# Work instructions
Tally every line of the listing below that holds "pequeños", then give the tally alone.

Data records:

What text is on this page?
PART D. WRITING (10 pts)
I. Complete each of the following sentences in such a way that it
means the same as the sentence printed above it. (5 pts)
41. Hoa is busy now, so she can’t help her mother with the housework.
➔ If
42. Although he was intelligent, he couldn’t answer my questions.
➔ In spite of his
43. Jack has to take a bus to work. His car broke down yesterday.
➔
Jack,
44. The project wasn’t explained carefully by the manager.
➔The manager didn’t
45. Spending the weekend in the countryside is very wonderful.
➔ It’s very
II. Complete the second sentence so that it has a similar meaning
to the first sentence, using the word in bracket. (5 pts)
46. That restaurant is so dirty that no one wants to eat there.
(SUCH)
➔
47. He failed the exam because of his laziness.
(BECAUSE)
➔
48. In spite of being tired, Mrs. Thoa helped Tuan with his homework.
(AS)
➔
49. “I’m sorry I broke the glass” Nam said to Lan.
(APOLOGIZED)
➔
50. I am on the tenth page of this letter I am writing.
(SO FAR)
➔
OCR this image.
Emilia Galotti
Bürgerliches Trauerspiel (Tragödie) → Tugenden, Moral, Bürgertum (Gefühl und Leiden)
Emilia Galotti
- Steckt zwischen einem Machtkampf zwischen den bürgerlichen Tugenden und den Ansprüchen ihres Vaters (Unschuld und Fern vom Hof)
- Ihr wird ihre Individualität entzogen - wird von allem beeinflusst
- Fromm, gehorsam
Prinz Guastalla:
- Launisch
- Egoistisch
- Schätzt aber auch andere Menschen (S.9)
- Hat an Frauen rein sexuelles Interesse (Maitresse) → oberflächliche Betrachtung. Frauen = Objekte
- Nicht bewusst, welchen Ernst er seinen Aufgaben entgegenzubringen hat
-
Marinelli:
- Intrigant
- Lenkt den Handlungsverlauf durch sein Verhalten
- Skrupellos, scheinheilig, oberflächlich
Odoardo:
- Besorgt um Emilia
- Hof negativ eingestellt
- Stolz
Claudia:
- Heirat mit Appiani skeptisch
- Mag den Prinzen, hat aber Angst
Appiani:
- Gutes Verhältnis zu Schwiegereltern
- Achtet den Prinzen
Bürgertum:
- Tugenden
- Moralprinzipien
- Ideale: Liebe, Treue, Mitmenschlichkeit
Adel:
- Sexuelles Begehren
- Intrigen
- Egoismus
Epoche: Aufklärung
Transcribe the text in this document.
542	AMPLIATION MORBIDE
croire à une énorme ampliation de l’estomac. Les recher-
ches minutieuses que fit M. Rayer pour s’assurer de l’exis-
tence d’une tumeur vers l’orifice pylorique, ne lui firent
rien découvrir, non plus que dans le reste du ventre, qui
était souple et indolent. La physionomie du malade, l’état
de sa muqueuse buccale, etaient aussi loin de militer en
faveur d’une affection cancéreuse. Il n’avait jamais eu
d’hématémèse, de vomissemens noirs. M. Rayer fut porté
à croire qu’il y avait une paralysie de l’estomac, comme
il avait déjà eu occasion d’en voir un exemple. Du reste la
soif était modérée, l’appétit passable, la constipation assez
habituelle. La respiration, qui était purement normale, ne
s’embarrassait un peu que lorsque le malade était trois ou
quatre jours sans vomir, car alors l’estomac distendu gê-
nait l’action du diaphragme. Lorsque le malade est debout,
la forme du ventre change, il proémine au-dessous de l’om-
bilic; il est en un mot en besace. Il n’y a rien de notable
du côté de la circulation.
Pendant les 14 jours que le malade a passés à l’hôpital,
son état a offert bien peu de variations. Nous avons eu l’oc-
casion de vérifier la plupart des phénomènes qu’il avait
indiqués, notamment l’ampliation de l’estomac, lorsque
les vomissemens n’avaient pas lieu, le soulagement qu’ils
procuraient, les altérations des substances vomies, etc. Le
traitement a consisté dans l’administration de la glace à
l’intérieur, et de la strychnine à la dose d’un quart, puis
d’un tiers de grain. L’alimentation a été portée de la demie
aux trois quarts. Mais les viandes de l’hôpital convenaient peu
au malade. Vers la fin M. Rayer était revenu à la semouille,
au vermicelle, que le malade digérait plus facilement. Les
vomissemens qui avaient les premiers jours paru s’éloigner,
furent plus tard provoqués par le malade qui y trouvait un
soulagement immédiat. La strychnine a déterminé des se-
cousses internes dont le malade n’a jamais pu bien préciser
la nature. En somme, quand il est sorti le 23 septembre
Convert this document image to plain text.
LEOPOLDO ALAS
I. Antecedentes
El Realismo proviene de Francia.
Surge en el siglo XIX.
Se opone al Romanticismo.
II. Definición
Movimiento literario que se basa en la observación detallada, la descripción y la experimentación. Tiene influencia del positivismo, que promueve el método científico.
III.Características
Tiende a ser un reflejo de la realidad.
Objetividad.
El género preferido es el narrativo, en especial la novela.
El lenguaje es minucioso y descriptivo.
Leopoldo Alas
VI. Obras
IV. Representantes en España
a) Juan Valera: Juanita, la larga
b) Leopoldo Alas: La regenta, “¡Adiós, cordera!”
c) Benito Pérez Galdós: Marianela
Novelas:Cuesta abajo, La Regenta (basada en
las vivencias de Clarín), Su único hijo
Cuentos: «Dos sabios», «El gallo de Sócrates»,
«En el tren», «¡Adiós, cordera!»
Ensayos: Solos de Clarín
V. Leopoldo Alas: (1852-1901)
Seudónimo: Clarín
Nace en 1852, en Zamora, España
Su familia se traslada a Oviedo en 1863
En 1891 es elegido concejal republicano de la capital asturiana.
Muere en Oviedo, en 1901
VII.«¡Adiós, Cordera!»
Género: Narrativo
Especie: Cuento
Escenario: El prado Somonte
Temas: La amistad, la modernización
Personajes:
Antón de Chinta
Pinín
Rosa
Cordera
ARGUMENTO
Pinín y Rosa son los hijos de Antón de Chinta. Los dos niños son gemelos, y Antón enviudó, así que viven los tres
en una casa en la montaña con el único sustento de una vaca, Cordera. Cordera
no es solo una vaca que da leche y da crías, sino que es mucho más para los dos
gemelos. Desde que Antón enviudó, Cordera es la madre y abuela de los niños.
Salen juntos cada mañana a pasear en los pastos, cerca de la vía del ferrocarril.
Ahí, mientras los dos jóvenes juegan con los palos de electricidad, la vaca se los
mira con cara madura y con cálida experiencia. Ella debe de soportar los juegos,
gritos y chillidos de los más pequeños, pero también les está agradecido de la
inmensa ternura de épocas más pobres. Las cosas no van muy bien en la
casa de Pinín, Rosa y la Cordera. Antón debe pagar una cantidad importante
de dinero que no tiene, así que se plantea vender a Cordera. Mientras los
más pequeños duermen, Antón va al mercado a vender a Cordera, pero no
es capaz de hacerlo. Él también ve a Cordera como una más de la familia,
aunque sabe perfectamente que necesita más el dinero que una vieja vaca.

# Task answer
2